═══ Information given ═══

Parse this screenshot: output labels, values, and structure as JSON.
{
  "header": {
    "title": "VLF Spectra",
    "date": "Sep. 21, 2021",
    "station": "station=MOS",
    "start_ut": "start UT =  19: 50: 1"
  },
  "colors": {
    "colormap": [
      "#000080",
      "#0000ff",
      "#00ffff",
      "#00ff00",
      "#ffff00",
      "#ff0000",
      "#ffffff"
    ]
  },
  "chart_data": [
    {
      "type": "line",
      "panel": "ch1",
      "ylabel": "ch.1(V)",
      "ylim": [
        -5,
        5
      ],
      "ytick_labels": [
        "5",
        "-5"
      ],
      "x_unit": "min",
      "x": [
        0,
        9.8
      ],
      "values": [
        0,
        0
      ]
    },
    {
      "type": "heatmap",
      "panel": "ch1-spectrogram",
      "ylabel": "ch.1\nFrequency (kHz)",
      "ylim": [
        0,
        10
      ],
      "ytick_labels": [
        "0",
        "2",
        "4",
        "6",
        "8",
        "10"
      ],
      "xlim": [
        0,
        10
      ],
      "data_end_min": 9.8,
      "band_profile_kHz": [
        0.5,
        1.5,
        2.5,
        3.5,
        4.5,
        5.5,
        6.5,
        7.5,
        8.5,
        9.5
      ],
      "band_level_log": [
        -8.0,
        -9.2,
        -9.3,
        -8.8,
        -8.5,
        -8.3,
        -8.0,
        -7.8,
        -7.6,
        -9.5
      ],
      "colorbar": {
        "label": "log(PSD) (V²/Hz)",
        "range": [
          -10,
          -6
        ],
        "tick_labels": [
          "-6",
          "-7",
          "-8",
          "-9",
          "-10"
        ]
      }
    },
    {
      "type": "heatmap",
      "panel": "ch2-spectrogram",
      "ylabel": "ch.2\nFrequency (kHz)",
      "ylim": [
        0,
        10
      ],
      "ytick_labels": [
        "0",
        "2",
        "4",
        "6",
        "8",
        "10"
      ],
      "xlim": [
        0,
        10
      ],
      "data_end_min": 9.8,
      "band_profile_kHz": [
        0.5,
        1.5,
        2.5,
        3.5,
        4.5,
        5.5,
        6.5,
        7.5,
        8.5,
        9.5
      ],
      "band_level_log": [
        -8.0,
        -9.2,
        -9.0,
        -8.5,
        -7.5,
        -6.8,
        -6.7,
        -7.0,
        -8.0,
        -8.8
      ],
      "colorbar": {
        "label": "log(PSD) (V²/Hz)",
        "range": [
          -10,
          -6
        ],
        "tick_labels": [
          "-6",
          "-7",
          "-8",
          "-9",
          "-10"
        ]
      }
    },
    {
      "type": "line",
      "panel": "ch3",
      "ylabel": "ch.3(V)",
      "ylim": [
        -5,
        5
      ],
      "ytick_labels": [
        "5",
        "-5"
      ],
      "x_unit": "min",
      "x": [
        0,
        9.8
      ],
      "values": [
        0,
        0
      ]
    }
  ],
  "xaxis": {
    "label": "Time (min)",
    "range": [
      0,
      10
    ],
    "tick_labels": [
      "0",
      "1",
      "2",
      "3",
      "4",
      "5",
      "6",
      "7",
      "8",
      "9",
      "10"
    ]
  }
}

═══

▶ _Task goal_: Send back every record, precisely as written.

▶ _Output for this exercise_:
Parse this screenshot: output labels, values, and structure as JSON.
{
  "header": {
    "title": "VLF Spectra",
    "date": "Sep. 21, 2021",
    "station": "station=MOS",
    "start_ut": "start UT =  19: 50: 1"
  },
  "colors": {
    "colormap": [
      "#000080",
      "#0000ff",
      "#00ffff",
      "#00ff00",
      "#ffff00",
      "#ff0000",
      "#ffffff"
    ]
  },
  "chart_data": [
    {
      "type": "line",
      "panel": "ch1",
      "ylabel": "ch.1(V)",
      "ylim": [
        -5,
        5
      ],
      "ytick_labels": [
        "5",
        "-5"
      ],
      "x_unit": "min",
      "x": [
        0,
        9.8
      ],
      "values": [
        0,
        0
      ]
    },
    {
      "type": "heatmap",
      "panel": "ch1-spectrogram",
      "ylabel": "ch.1\nFrequency (kHz)",
      "ylim": [
        0,
        10
      ],
      "ytick_labels": [
        "0",
        "2",
        "4",
        "6",
        "8",
        "10"
      ],
      "xlim": [
        0,
        10
      ],
      "data_end_min": 9.8,
      "band_profile_kHz": [
        0.5,
        1.5,
        2.5,
        3.5,
        4.5,
        5.5,
        6.5,
        7.5,
        8.5,
        9.5
      ],
      "band_level_log": [
        -8.0,
        -9.2,
        -9.3,
        -8.8,
        -8.5,
        -8.3,
        -8.0,
        -7.8,
        -7.6,
        -9.5
      ],
      "colorbar": {
        "label": "log(PSD) (V²/Hz)",
        "range": [
          -10,
          -6
        ],
        "tick_labels": [
          "-6",
          "-7",
          "-8",
          "-9",
          "-10"
        ]
      }
    },
    {
      "type": "heatmap",
      "panel": "ch2-spectrogram",
      "ylabel": "ch.2\nFrequency (kHz)",
      "ylim": [
        0,
        10
      ],
      "ytick_labels": [
        "0",
        "2",
        "4",
        "6",
        "8",
        "10"
      ],
      "xlim": [
        0,
        10
      ],
      "data_end_min": 9.8,
      "band_profile_kHz": [
        0.5,
        1.5,
        2.5,
        3.5,
        4.5,
        5.5,
        6.5,
        7.5,
        8.5,
        9.5
      ],
      "band_level_log": [
        -8.0,
        -9.2,
        -9.0,
        -8.5,
        -7.5,
        -6.8,
        -6.7,
        -7.0,
        -8.0,
        -8.8
      ],
      "colorbar": {
        "label": "log(PSD) (V²/Hz)",
        "range": [
          -10,
          -6
        ],
        "tick_labels": [
          "-6",
          "-7",
          "-8",
          "-9",
          "-10"
        ]
      }
    },
    {
      "type": "line",
      "panel": "ch3",
      "ylabel": "ch.3(V)",
      "ylim": [
        -5,
        5
      ],
      "ytick_labels": [
        "5",
        "-5"
      ],
      "x_unit": "min",
      "x": [
        0,
        9.8
      ],
      "values": [
        0,
        0
      ]
    }
  ],
  "xaxis": {
    "label": "Time (min)",
    "range": [
      0,
      10
    ],
    "tick_labels": [
      "0",
      "1",
      "2",
      "3",
      "4",
      "5",
      "6",
      "7",
      "8",
      "9",
      "10"
    ]
  }
}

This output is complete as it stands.